* GIVEN EXERCISE
Extract all lines from the data beneath that include the word "title".

Dataset rows about figures
□ □ □ □ □ □ □

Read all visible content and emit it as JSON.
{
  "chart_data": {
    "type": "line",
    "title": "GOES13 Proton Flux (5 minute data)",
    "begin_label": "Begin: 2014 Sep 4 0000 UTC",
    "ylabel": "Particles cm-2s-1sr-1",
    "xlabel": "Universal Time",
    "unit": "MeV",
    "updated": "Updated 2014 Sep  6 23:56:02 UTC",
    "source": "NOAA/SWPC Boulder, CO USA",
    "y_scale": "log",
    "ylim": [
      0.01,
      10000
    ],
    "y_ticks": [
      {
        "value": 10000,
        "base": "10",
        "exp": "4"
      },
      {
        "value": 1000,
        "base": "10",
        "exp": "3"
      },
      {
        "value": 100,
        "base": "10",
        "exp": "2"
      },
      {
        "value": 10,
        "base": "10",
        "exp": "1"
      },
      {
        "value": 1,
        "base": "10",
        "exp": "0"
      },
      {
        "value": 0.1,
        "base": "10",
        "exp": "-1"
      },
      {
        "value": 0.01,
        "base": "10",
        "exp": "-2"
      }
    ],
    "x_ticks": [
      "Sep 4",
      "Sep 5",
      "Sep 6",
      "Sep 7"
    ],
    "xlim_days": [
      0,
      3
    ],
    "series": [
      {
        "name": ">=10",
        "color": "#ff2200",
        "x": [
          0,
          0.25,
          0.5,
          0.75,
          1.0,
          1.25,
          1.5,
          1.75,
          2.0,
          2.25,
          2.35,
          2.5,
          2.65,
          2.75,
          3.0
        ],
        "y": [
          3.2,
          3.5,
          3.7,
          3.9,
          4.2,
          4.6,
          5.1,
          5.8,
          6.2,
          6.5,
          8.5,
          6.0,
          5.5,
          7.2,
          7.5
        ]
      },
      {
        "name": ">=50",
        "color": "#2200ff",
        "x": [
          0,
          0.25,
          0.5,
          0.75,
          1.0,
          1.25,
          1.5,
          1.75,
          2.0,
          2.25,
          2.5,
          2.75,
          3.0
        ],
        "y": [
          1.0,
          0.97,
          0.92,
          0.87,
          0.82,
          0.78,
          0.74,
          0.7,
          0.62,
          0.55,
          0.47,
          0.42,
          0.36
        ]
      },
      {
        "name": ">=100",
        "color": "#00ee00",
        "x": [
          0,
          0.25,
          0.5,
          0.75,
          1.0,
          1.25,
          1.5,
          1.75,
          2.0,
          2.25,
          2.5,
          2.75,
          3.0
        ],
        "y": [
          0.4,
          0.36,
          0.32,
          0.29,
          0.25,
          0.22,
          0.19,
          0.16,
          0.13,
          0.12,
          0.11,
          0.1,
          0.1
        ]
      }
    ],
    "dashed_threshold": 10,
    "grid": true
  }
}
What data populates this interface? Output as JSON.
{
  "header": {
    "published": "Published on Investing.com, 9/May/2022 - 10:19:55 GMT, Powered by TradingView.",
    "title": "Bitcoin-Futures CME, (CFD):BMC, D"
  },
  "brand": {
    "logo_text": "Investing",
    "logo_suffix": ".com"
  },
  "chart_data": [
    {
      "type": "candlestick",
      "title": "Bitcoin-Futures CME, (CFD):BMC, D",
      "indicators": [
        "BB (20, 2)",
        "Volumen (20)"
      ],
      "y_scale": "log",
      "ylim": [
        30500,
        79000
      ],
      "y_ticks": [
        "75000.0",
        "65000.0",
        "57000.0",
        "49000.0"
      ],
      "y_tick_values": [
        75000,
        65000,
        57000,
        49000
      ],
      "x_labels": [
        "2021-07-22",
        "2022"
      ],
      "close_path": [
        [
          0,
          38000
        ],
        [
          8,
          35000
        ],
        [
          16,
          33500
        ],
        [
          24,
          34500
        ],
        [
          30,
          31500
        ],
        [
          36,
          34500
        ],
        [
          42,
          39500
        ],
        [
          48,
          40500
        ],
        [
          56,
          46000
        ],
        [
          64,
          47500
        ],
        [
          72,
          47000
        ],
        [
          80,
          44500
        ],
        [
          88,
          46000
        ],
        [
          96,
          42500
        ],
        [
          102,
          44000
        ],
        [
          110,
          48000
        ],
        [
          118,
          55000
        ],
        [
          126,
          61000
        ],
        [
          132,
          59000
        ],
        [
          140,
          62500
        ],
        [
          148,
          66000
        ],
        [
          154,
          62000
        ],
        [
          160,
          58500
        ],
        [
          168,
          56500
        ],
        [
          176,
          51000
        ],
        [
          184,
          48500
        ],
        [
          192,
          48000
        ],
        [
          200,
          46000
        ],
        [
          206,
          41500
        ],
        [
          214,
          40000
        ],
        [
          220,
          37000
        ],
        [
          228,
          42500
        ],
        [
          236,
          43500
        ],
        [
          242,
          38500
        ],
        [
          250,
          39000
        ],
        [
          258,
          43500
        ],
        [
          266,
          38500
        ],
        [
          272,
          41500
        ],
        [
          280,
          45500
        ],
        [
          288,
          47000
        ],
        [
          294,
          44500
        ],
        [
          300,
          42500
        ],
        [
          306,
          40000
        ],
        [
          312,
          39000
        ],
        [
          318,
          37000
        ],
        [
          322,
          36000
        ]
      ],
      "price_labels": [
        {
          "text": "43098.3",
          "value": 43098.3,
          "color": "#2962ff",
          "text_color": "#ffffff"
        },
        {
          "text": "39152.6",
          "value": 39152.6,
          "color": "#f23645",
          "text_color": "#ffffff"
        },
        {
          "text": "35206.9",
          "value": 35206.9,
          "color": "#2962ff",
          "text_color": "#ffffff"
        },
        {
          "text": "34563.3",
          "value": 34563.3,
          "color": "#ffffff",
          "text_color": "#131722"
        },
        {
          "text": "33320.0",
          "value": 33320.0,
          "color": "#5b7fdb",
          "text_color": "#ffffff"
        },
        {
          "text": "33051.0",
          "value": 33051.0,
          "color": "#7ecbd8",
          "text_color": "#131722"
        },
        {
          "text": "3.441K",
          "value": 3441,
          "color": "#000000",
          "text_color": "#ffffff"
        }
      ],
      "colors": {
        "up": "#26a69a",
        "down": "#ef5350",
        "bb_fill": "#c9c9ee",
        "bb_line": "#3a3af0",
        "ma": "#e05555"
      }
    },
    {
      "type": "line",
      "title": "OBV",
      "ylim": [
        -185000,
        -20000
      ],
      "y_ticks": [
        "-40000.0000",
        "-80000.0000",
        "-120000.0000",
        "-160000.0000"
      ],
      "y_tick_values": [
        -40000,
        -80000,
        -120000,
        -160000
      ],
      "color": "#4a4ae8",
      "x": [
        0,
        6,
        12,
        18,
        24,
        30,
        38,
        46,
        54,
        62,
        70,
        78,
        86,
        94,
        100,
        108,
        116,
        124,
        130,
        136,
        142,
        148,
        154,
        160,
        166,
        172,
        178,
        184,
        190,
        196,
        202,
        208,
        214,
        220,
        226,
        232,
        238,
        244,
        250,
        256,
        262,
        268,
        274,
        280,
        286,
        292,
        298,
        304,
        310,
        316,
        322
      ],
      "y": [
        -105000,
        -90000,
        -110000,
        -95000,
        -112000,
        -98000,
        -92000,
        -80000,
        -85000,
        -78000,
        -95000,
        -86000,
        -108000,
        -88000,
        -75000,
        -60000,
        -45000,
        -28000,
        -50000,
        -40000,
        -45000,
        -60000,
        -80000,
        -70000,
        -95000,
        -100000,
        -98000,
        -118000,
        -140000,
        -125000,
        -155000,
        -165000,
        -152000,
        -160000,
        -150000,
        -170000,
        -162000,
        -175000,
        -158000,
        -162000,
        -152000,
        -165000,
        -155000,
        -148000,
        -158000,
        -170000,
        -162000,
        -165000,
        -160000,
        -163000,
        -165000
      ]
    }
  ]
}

□ □ □ □ □ □ □

* CORRECT RESPONSE
    "title": "GOES13 Proton Flux (5 minute data)",
    "title": "Bitcoin-Futures CME, (CFD):BMC, D"
      "title": "Bitcoin-Futures CME, (CFD):BMC, D",
      "title": "OBV",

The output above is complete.